(Collection entries)

* * * * *

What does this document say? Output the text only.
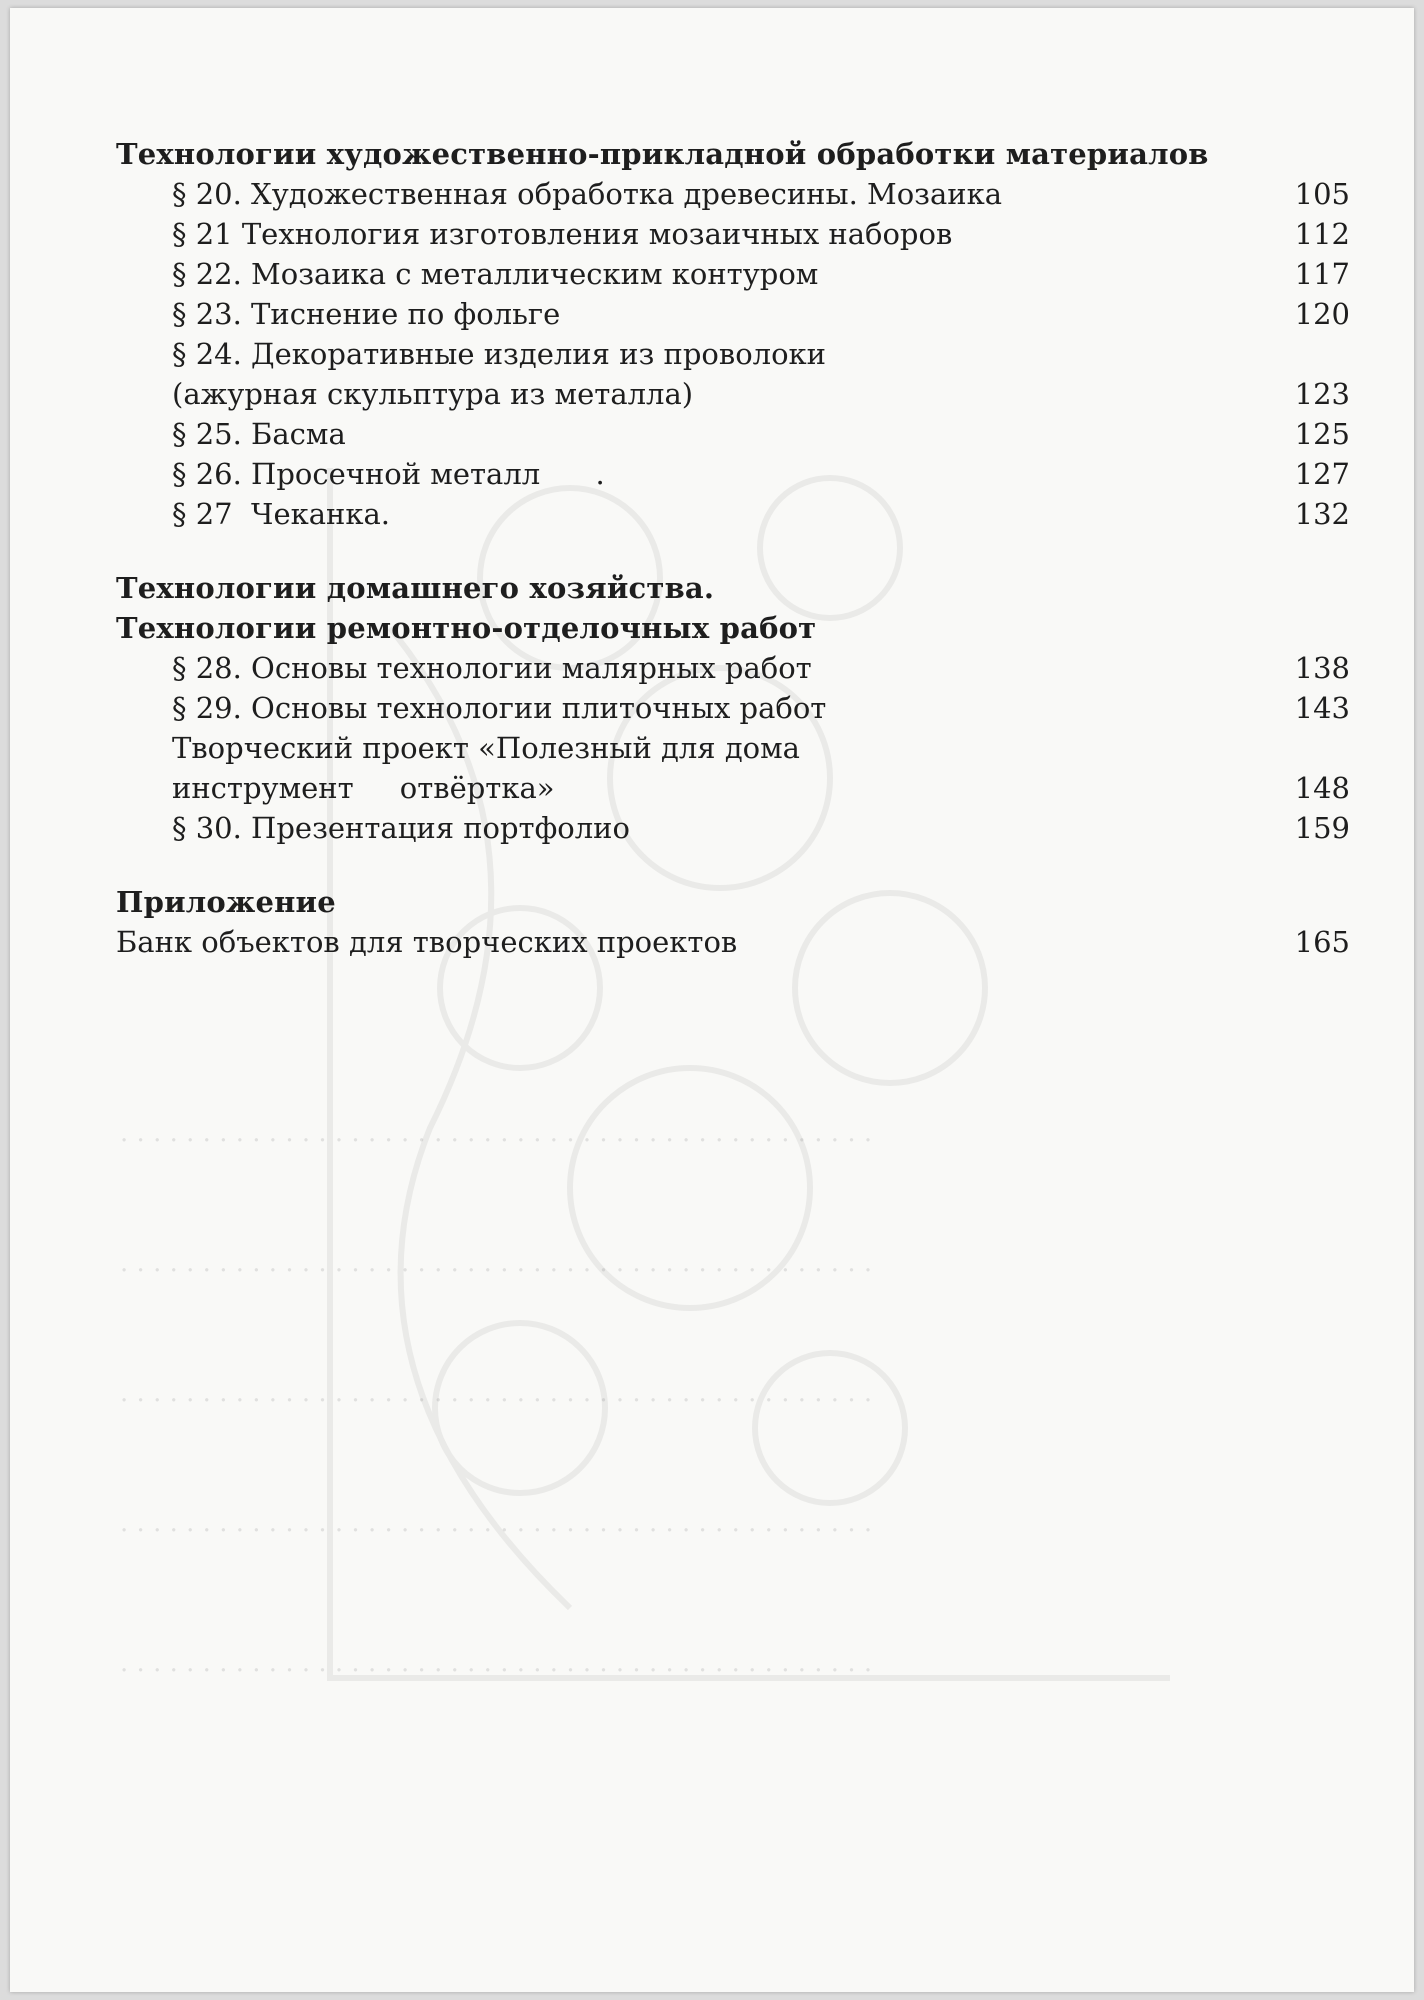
. . . . . . . . . . . . . . . . . . . . . . . . . . . . . . . . . . . . . . . . . . . . . .
. . . . . . . . . . . . . . . . . . . . . . . . . . . . . . . . . . . . . . . . . . . . . .
. . . . . . . . . . . . . . . . . . . . . . . . . . . . . . . . . . . . . . . . . . . . . .
. . . . . . . . . . . . . . . . . . . . . . . . . . . . . . . . . . . . . . . . . . . . . .
. . . . . . . . . . . . . . . . . . . . . . . . . . . . . . . . . . . . . . . . . . . . . .
Технологии художественно-прикладной обработки материалов
§ 20. Художественная обработка древесины. Мозаика	105
§ 21 Технология изготовления мозаичных наборов	112
§ 22. Мозаика с металлическим контуром	117
§ 23. Тиснение по фольге	120
§ 24. Декоративные изделия из проволоки
(ажурная скульптура из металла)	123
§ 25. Басма	125
§ 26. Просечной металл      .	127
§ 27  Чеканка.	132
Технологии домашнего хозяйства.
Технологии ремонтно-отделочных работ
§ 28. Основы технологии малярных работ	138
§ 29. Основы технологии плиточных работ	143
Творческий проект «Полезный для дома
инструмент     отвёртка»	148
§ 30. Презентация портфолио	159
Приложение
Банк объектов для творческих проектов	165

* * * * *

* AIM: Omit pictures; set down the rest of the material word for word.

* IN RESPONSE:
What does this document say? Output the text only.
. . . . . . . . . . . . . . . . . . . . . . . . . . . . . . . . . . . . . . . . . . . . . .
. . . . . . . . . . . . . . . . . . . . . . . . . . . . . . . . . . . . . . . . . . . . . .
. . . . . . . . . . . . . . . . . . . . . . . . . . . . . . . . . . . . . . . . . . . . . .
. . . . . . . . . . . . . . . . . . . . . . . . . . . . . . . . . . . . . . . . . . . . . .
. . . . . . . . . . . . . . . . . . . . . . . . . . . . . . . . . . . . . . . . . . . . . .
Технологии художественно-прикладной обработки материалов
§ 20. Художественная обработка древесины. Мозаика	105
§ 21 Технология изготовления мозаичных наборов	112
§ 22. Мозаика с металлическим контуром	117
§ 23. Тиснение по фольге	120
§ 24. Декоративные изделия из проволоки
(ажурная скульптура из металла)	123
§ 25. Басма	125
§ 26. Просечной металл      .	127
§ 27  Чеканка.	132
Технологии домашнего хозяйства.
Технологии ремонтно-отделочных работ
§ 28. Основы технологии малярных работ	138
§ 29. Основы технологии плиточных работ	143
Творческий проект «Полезный для дома
инструмент     отвёртка»	148
§ 30. Презентация портфолио	159
Приложение
Банк объектов для творческих проектов	165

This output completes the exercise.